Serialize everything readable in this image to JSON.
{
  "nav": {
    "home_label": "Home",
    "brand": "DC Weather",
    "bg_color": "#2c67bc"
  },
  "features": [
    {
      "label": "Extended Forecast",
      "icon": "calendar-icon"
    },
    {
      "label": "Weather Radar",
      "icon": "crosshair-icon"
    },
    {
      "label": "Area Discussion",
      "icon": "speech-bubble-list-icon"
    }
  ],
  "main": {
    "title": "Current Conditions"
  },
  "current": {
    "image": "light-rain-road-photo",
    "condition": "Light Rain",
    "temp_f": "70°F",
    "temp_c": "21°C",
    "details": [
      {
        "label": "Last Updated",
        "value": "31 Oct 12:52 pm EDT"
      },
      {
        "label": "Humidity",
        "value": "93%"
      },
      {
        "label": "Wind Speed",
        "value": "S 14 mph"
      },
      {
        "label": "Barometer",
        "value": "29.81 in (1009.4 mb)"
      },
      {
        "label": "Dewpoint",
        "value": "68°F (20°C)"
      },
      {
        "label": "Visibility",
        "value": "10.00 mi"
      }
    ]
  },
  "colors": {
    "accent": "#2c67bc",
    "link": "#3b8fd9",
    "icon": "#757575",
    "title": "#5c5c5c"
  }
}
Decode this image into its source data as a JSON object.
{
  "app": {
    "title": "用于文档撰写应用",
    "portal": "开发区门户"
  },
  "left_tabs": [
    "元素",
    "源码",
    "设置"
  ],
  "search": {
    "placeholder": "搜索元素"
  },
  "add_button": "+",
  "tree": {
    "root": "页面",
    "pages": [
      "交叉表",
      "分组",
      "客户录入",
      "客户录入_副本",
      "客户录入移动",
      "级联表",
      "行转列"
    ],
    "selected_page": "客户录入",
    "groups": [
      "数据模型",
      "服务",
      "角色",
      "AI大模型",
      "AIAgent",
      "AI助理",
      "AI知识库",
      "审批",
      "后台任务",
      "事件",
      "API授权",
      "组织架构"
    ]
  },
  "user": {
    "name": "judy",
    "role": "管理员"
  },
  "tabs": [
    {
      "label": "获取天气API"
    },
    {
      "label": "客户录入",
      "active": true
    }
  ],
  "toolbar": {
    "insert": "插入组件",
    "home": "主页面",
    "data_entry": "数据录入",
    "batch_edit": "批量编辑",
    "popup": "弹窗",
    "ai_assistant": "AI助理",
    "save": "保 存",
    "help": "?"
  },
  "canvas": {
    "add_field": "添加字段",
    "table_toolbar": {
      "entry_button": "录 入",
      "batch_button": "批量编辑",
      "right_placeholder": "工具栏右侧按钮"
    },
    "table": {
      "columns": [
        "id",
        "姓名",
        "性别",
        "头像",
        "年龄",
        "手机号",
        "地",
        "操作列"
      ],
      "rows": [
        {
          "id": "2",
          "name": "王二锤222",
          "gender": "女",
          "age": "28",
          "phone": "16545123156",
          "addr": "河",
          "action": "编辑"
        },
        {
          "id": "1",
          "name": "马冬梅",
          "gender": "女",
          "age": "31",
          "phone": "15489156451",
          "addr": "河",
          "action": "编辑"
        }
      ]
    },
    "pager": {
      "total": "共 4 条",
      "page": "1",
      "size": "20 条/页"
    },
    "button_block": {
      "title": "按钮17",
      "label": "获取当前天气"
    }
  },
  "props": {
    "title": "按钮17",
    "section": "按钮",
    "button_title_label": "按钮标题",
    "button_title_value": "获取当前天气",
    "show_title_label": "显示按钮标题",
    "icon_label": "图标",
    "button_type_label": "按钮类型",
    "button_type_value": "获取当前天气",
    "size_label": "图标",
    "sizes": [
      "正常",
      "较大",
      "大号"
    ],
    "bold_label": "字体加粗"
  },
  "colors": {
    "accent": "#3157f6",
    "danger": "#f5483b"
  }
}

-*-*-

[WHAT YOU WILL DO]
Repeat the material above in full, keeping every word.

[TASK RESULT]
Serialize everything readable in this image to JSON.
{
  "nav": {
    "home_label": "Home",
    "brand": "DC Weather",
    "bg_color": "#2c67bc"
  },
  "features": [
    {
      "label": "Extended Forecast",
      "icon": "calendar-icon"
    },
    {
      "label": "Weather Radar",
      "icon": "crosshair-icon"
    },
    {
      "label": "Area Discussion",
      "icon": "speech-bubble-list-icon"
    }
  ],
  "main": {
    "title": "Current Conditions"
  },
  "current": {
    "image": "light-rain-road-photo",
    "condition": "Light Rain",
    "temp_f": "70°F",
    "temp_c": "21°C",
    "details": [
      {
        "label": "Last Updated",
        "value": "31 Oct 12:52 pm EDT"
      },
      {
        "label": "Humidity",
        "value": "93%"
      },
      {
        "label": "Wind Speed",
        "value": "S 14 mph"
      },
      {
        "label": "Barometer",
        "value": "29.81 in (1009.4 mb)"
      },
      {
        "label": "Dewpoint",
        "value": "68°F (20°C)"
      },
      {
        "label": "Visibility",
        "value": "10.00 mi"
      }
    ]
  },
  "colors": {
    "accent": "#2c67bc",
    "link": "#3b8fd9",
    "icon": "#757575",
    "title": "#5c5c5c"
  }
}
Decode this image into its source data as a JSON object.
{
  "app": {
    "title": "用于文档撰写应用",
    "portal": "开发区门户"
  },
  "left_tabs": [
    "元素",
    "源码",
    "设置"
  ],
  "search": {
    "placeholder": "搜索元素"
  },
  "add_button": "+",
  "tree": {
    "root": "页面",
    "pages": [
      "交叉表",
      "分组",
      "客户录入",
      "客户录入_副本",
      "客户录入移动",
      "级联表",
      "行转列"
    ],
    "selected_page": "客户录入",
    "groups": [
      "数据模型",
      "服务",
      "角色",
      "AI大模型",
      "AIAgent",
      "AI助理",
      "AI知识库",
      "审批",
      "后台任务",
      "事件",
      "API授权",
      "组织架构"
    ]
  },
  "user": {
    "name": "judy",
    "role": "管理员"
  },
  "tabs": [
    {
      "label": "获取天气API"
    },
    {
      "label": "客户录入",
      "active": true
    }
  ],
  "toolbar": {
    "insert": "插入组件",
    "home": "主页面",
    "data_entry": "数据录入",
    "batch_edit": "批量编辑",
    "popup": "弹窗",
    "ai_assistant": "AI助理",
    "save": "保 存",
    "help": "?"
  },
  "canvas": {
    "add_field": "添加字段",
    "table_toolbar": {
      "entry_button": "录 入",
      "batch_button": "批量编辑",
      "right_placeholder": "工具栏右侧按钮"
    },
    "table": {
      "columns": [
        "id",
        "姓名",
        "性别",
        "头像",
        "年龄",
        "手机号",
        "地",
        "操作列"
      ],
      "rows": [
        {
          "id": "2",
          "name": "王二锤222",
          "gender": "女",
          "age": "28",
          "phone": "16545123156",
          "addr": "河",
          "action": "编辑"
        },
        {
          "id": "1",
          "name": "马冬梅",
          "gender": "女",
          "age": "31",
          "phone": "15489156451",
          "addr": "河",
          "action": "编辑"
        }
      ]
    },
    "pager": {
      "total": "共 4 条",
      "page": "1",
      "size": "20 条/页"
    },
    "button_block": {
      "title": "按钮17",
      "label": "获取当前天气"
    }
  },
  "props": {
    "title": "按钮17",
    "section": "按钮",
    "button_title_label": "按钮标题",
    "button_title_value": "获取当前天气",
    "show_title_label": "显示按钮标题",
    "icon_label": "图标",
    "button_type_label": "按钮类型",
    "button_type_value": "获取当前天气",
    "size_label": "图标",
    "sizes": [
      "正常",
      "较大",
      "大号"
    ],
    "bold_label": "字体加粗"
  },
  "colors": {
    "accent": "#3157f6",
    "danger": "#f5483b"
  }
}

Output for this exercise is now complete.